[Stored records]
---------------
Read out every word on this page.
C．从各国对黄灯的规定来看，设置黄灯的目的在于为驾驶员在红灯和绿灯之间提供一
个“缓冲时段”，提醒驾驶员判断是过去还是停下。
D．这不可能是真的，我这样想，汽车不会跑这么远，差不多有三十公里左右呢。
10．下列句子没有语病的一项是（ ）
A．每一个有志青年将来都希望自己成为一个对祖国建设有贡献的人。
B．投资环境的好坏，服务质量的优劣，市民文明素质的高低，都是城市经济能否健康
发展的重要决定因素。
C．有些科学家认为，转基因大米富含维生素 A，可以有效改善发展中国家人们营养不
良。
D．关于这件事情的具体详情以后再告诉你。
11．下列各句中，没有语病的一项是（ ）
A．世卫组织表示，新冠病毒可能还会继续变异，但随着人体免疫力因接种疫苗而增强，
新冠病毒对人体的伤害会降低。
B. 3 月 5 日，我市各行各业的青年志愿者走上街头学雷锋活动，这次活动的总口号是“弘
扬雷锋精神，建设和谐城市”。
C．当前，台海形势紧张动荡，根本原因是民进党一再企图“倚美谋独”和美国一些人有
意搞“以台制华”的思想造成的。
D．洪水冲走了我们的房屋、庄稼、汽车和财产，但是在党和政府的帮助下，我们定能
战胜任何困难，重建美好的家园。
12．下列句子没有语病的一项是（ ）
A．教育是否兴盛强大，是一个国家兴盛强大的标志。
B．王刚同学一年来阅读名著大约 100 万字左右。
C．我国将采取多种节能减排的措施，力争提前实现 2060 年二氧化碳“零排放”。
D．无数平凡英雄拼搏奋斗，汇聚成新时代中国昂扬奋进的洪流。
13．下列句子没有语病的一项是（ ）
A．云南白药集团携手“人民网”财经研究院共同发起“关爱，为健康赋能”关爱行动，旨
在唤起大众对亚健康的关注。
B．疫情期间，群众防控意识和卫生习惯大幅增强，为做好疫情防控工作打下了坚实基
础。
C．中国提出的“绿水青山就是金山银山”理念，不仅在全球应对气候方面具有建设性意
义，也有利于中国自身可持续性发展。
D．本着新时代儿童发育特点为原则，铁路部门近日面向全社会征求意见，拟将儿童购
---------------
Objective - Extract, word for word, each line of the listing above.

Task result -
Read out every word on this page.
C．从各国对黄灯的规定来看，设置黄灯的目的在于为驾驶员在红灯和绿灯之间提供一
个“缓冲时段”，提醒驾驶员判断是过去还是停下。
D．这不可能是真的，我这样想，汽车不会跑这么远，差不多有三十公里左右呢。
10．下列句子没有语病的一项是（ ）
A．每一个有志青年将来都希望自己成为一个对祖国建设有贡献的人。
B．投资环境的好坏，服务质量的优劣，市民文明素质的高低，都是城市经济能否健康
发展的重要决定因素。
C．有些科学家认为，转基因大米富含维生素 A，可以有效改善发展中国家人们营养不
良。
D．关于这件事情的具体详情以后再告诉你。
11．下列各句中，没有语病的一项是（ ）
A．世卫组织表示，新冠病毒可能还会继续变异，但随着人体免疫力因接种疫苗而增强，
新冠病毒对人体的伤害会降低。
B. 3 月 5 日，我市各行各业的青年志愿者走上街头学雷锋活动，这次活动的总口号是“弘
扬雷锋精神，建设和谐城市”。
C．当前，台海形势紧张动荡，根本原因是民进党一再企图“倚美谋独”和美国一些人有
意搞“以台制华”的思想造成的。
D．洪水冲走了我们的房屋、庄稼、汽车和财产，但是在党和政府的帮助下，我们定能
战胜任何困难，重建美好的家园。
12．下列句子没有语病的一项是（ ）
A．教育是否兴盛强大，是一个国家兴盛强大的标志。
B．王刚同学一年来阅读名著大约 100 万字左右。
C．我国将采取多种节能减排的措施，力争提前实现 2060 年二氧化碳“零排放”。
D．无数平凡英雄拼搏奋斗，汇聚成新时代中国昂扬奋进的洪流。
13．下列句子没有语病的一项是（ ）
A．云南白药集团携手“人民网”财经研究院共同发起“关爱，为健康赋能”关爱行动，旨
在唤起大众对亚健康的关注。
B．疫情期间，群众防控意识和卫生习惯大幅增强，为做好疫情防控工作打下了坚实基
础。
C．中国提出的“绿水青山就是金山银山”理念，不仅在全球应对气候方面具有建设性意
义，也有利于中国自身可持续性发展。
D．本着新时代儿童发育特点为原则，铁路部门近日面向全社会征求意见，拟将儿童购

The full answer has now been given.